==== Entries

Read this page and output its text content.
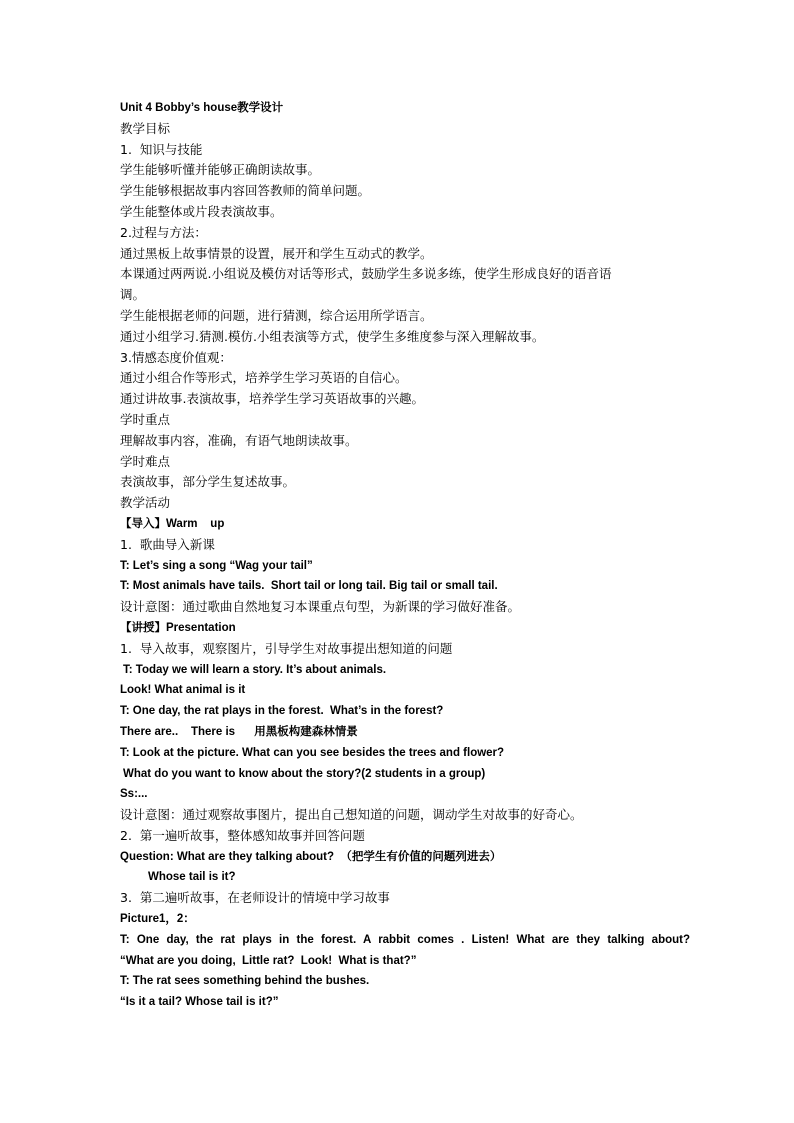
Unit 4 Bobby’s house教学设计
教学目标
1.  知识与技能
学生能够听懂并能够正确朗读故事。
学生能够根据故事内容回答教师的简单问题。
学生能整体或片段表演故事。
2.过程与方法：
通过黑板上故事情景的设置，展开和学生互动式的教学。
本课通过两两说.小组说及模仿对话等形式，鼓励学生多说多练，使学生形成良好的语音语
调。
学生能根据老师的问题，进行猜测，综合运用所学语言。
通过小组学习.猜测.模仿.小组表演等方式，使学生多维度参与深入理解故事。
3.情感态度价值观：
通过小组合作等形式，培养学生学习英语的自信心。
通过讲故事.表演故事，培养学生学习英语故事的兴趣。
学时重点
理解故事内容，准确，有语气地朗读故事。
学时难点
表演故事，部分学生复述故事。
教学活动
【导入】Warm    up
1.  歌曲导入新课
T: Let’s sing a song “Wag your tail”
T: Most animals have tails.  Short tail or long tail. Big tail or small tail.
设计意图：通过歌曲自然地复习本课重点句型，为新课的学习做好准备。
【讲授】Presentation
1.  导入故事，观察图片，引导学生对故事提出想知道的问题
T: Today we will learn a story. It’s about animals.
Look! What animal is it
T: One day, the rat plays in the forest.  What’s in the forest?
There are..    There is      用黑板构建森林情景
T: Look at the picture. What can you see besides the trees and flower?
What do you want to know about the story?(2 students in a group)
Ss:...
设计意图：通过观察故事图片，提出自己想知道的问题，调动学生对故事的好奇心。
2.  第一遍听故事，整体感知故事并回答问题
Question: What are they talking about?  （把学生有价值的问题列进去）
Whose tail is it?
3.  第二遍听故事，在老师设计的情境中学习故事
Picture1，2：
T: One day, the rat plays in the forest. A rabbit comes . Listen! What are they talking about?
“What are you doing,  Little rat?  Look!  What is that?”
T: The rat sees something behind the bushes.
“Is it a tail? Whose tail is it?”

========

• _Job_
Do not include images; quote all of the entries above exactly.

• _Full response_
Read this page and output its text content.
Unit 4 Bobby’s house教学设计
教学目标
1.  知识与技能
学生能够听懂并能够正确朗读故事。
学生能够根据故事内容回答教师的简单问题。
学生能整体或片段表演故事。
2.过程与方法：
通过黑板上故事情景的设置，展开和学生互动式的教学。
本课通过两两说.小组说及模仿对话等形式，鼓励学生多说多练，使学生形成良好的语音语
调。
学生能根据老师的问题，进行猜测，综合运用所学语言。
通过小组学习.猜测.模仿.小组表演等方式，使学生多维度参与深入理解故事。
3.情感态度价值观：
通过小组合作等形式，培养学生学习英语的自信心。
通过讲故事.表演故事，培养学生学习英语故事的兴趣。
学时重点
理解故事内容，准确，有语气地朗读故事。
学时难点
表演故事，部分学生复述故事。
教学活动
【导入】Warm    up
1.  歌曲导入新课
T: Let’s sing a song “Wag your tail”
T: Most animals have tails.  Short tail or long tail. Big tail or small tail.
设计意图：通过歌曲自然地复习本课重点句型，为新课的学习做好准备。
【讲授】Presentation
1.  导入故事，观察图片，引导学生对故事提出想知道的问题
T: Today we will learn a story. It’s about animals.
Look! What animal is it
T: One day, the rat plays in the forest.  What’s in the forest?
There are..    There is      用黑板构建森林情景
T: Look at the picture. What can you see besides the trees and flower?
What do you want to know about the story?(2 students in a group)
Ss:...
设计意图：通过观察故事图片，提出自己想知道的问题，调动学生对故事的好奇心。
2.  第一遍听故事，整体感知故事并回答问题
Question: What are they talking about?  （把学生有价值的问题列进去）
Whose tail is it?
3.  第二遍听故事，在老师设计的情境中学习故事
Picture1，2：
T: One day, the rat plays in the forest. A rabbit comes . Listen! What are they talking about?
“What are you doing,  Little rat?  Look!  What is that?”
T: The rat sees something behind the bushes.
“Is it a tail? Whose tail is it?”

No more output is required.